▶ **Exercise task**: Where a line in the listing contains the string "Enter", copy that line out.

▶ **Record extracts**:
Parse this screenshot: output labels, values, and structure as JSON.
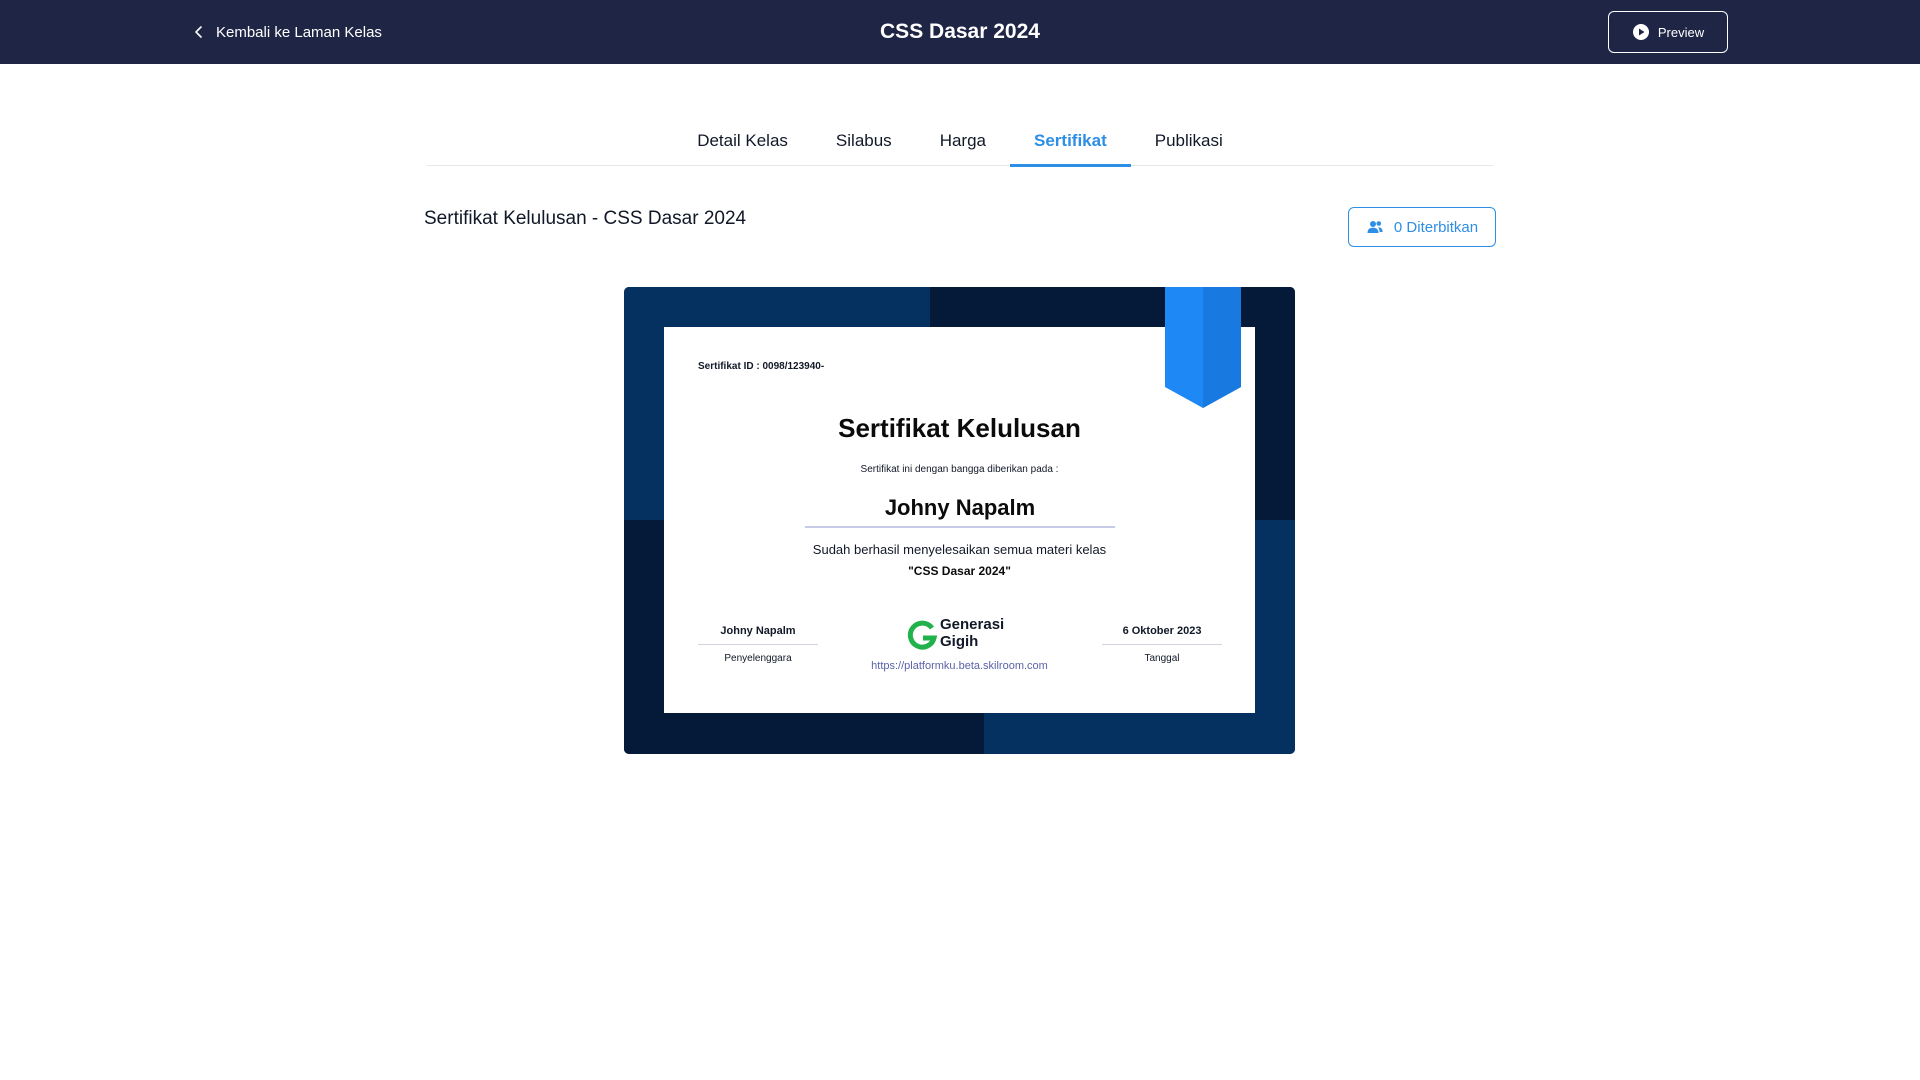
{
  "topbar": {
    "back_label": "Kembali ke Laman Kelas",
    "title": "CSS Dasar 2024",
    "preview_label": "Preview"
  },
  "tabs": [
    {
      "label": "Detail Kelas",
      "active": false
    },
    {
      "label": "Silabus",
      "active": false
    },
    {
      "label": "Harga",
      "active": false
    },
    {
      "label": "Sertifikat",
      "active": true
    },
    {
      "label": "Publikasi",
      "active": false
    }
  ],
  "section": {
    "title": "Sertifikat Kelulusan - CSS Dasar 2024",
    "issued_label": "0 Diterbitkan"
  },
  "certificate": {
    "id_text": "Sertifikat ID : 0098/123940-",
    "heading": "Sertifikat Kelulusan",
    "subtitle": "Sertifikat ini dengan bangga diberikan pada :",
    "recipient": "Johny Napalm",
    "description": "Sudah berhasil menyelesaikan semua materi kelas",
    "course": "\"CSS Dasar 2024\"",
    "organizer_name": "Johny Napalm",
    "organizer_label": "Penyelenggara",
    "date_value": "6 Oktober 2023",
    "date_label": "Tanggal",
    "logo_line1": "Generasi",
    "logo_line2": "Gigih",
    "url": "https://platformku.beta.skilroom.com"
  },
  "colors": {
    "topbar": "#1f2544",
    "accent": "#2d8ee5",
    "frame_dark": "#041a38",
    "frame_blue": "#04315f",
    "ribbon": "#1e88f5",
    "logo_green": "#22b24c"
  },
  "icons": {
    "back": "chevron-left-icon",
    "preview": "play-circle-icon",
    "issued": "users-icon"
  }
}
==
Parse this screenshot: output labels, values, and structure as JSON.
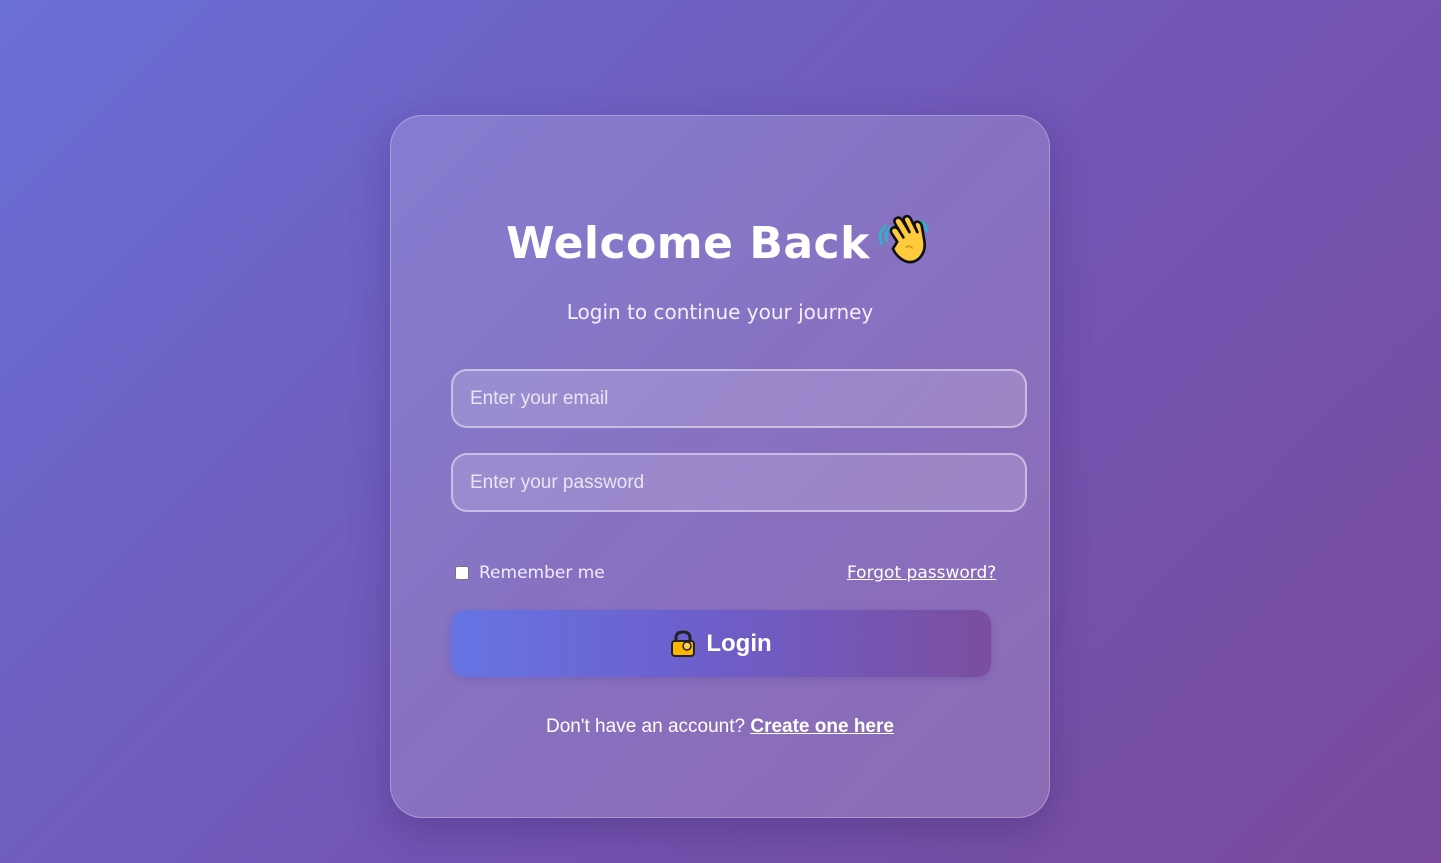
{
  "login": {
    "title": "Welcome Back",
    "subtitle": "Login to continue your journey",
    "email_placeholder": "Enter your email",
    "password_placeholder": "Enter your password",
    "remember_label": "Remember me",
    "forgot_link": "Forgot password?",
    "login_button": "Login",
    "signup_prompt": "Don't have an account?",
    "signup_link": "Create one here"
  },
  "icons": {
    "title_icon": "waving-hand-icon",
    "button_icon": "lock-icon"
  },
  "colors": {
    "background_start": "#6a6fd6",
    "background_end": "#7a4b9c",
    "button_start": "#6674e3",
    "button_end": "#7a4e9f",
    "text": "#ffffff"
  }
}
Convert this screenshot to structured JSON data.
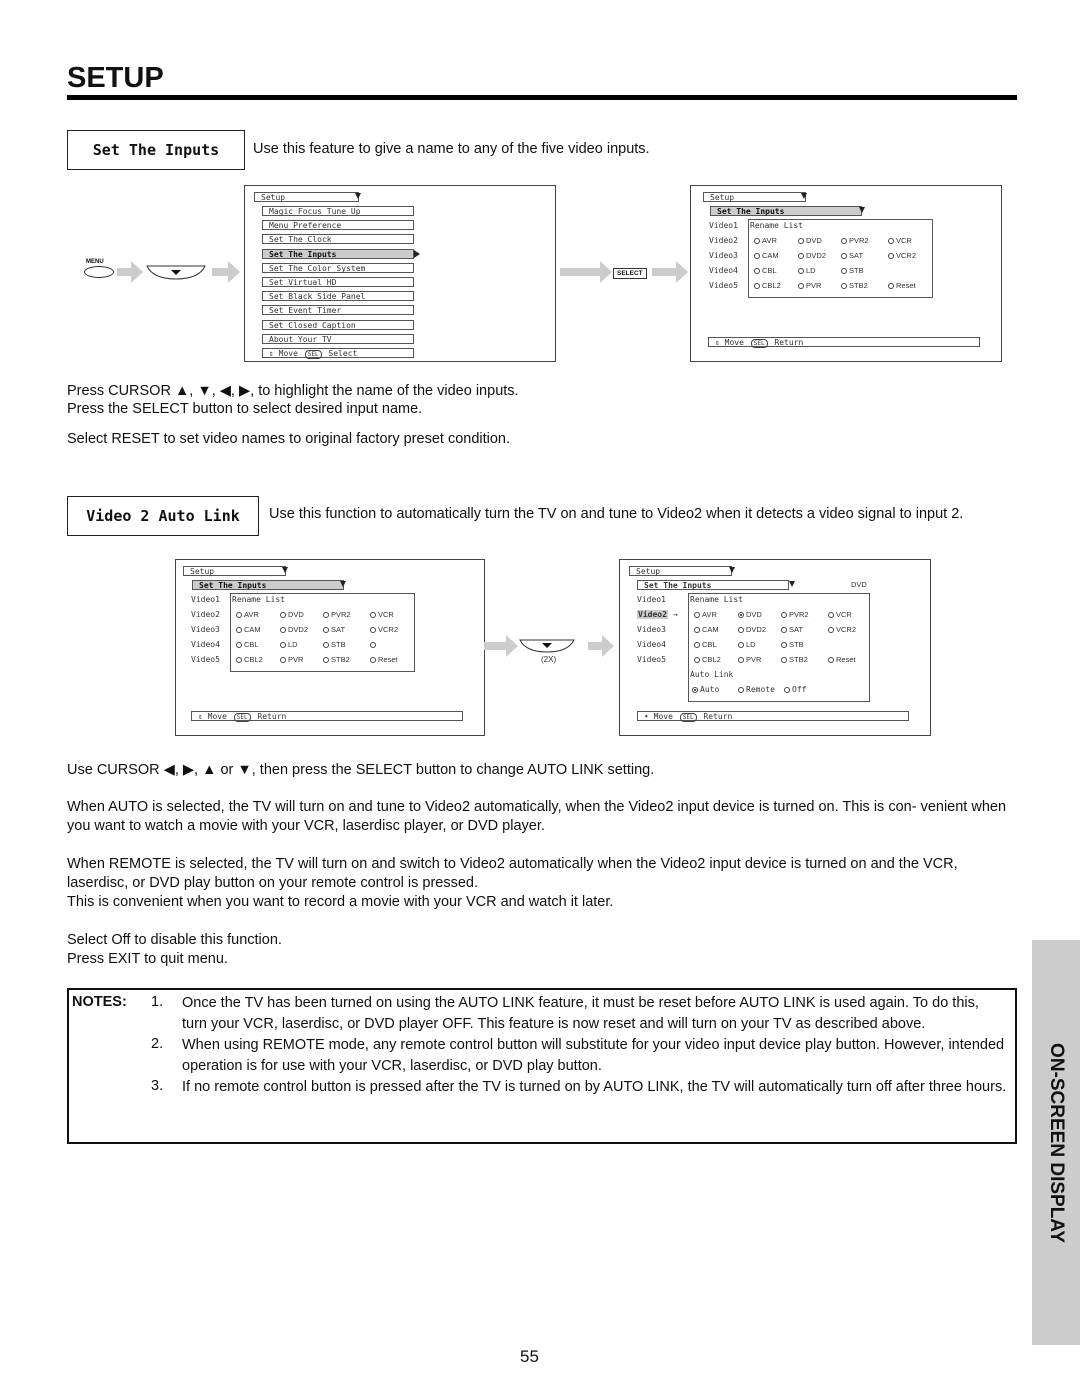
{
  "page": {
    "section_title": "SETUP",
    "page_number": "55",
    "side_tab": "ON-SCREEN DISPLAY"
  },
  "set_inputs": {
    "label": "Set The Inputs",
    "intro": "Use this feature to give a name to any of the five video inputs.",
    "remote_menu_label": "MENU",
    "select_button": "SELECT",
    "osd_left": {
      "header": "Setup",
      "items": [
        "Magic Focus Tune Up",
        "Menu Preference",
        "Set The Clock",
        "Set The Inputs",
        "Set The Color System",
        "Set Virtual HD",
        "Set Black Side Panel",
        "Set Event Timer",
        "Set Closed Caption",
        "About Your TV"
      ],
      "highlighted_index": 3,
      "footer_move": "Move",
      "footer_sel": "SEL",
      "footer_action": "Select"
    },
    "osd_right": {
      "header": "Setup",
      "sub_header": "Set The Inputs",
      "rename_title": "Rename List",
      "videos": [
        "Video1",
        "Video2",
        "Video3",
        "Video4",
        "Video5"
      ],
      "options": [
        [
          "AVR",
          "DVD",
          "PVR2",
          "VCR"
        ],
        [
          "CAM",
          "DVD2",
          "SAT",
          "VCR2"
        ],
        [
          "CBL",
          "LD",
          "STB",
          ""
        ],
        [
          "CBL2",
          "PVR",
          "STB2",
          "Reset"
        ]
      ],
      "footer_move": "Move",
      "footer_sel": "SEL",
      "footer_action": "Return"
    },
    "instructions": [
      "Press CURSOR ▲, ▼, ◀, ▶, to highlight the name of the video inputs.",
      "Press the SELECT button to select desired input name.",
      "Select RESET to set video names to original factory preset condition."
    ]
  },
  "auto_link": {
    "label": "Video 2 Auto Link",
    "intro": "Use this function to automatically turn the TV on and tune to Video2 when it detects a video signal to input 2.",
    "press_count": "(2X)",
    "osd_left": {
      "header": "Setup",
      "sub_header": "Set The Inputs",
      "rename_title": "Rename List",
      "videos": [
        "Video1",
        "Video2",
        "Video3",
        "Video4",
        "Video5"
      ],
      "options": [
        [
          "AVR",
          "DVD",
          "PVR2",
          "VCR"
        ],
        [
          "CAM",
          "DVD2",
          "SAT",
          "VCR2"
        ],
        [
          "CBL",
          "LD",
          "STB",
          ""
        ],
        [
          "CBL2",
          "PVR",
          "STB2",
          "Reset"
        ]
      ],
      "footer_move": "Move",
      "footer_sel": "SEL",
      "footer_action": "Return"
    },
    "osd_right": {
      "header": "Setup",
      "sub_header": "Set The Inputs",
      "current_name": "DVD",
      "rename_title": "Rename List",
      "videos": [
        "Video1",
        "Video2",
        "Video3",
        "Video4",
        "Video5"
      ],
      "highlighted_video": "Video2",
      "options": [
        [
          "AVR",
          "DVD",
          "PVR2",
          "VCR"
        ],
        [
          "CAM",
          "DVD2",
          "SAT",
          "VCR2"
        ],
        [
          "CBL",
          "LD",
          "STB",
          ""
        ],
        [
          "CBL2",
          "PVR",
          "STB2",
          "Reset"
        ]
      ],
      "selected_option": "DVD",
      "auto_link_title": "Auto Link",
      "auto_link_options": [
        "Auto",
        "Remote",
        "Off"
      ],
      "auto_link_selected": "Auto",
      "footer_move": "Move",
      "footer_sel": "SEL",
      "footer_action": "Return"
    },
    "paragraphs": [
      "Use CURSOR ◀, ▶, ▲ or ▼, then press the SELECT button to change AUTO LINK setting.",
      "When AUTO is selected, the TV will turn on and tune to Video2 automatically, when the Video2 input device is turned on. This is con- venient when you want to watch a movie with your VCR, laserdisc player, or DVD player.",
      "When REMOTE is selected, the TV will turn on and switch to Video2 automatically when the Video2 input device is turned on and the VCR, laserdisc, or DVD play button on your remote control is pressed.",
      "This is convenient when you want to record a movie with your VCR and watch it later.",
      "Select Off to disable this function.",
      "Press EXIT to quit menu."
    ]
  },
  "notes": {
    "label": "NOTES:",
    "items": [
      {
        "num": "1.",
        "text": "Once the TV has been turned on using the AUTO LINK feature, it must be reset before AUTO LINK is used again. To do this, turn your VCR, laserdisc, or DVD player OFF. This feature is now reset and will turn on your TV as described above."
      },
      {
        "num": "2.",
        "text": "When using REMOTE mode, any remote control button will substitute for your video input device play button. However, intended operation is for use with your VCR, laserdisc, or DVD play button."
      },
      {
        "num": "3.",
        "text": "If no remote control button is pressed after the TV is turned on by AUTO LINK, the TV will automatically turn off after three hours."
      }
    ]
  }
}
==
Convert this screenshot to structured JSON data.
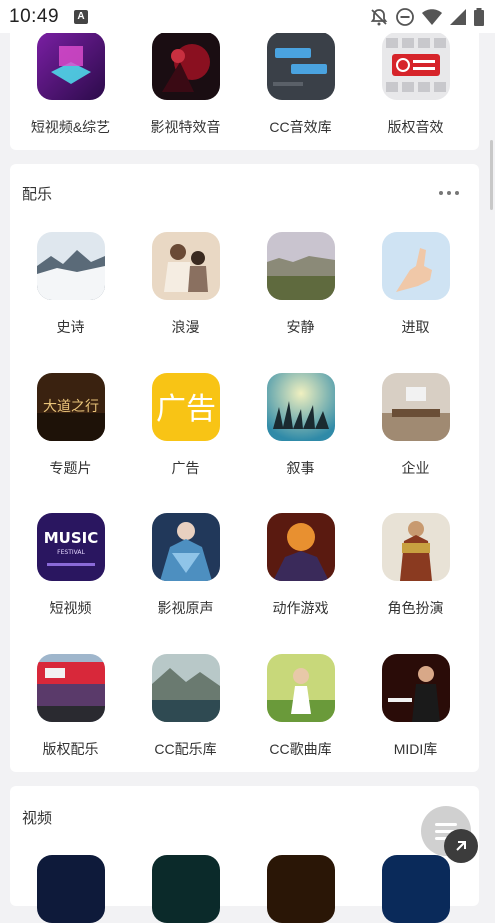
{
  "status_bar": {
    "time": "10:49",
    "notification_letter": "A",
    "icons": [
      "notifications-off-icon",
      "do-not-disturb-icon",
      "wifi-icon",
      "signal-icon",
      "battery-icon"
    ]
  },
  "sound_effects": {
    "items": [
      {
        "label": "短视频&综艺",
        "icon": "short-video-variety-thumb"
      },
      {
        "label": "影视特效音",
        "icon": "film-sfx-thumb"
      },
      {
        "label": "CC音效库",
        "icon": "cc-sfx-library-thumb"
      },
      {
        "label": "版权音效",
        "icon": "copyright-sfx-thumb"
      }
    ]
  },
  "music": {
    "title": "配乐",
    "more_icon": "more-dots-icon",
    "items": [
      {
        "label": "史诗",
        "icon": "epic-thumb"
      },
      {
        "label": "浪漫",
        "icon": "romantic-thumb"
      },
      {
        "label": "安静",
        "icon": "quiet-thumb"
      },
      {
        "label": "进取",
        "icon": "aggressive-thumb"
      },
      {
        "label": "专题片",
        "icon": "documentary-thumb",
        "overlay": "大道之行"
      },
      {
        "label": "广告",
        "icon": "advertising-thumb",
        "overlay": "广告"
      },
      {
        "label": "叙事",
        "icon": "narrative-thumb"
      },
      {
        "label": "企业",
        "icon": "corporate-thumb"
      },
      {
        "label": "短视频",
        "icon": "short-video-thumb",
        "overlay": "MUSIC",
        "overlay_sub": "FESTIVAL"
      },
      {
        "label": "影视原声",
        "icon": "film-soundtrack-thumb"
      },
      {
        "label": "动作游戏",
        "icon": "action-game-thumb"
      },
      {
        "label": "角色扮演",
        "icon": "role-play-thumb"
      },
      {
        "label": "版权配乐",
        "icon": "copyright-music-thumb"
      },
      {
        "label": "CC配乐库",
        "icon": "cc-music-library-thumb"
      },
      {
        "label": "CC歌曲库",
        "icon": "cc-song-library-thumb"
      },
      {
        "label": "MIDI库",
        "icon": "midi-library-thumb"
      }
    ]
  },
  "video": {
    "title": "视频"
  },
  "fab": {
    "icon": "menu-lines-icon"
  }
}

▶ **Response for this exercise**:
    "email_placeholder": "Enter your email",
    "password_placeholder": "Enter your password",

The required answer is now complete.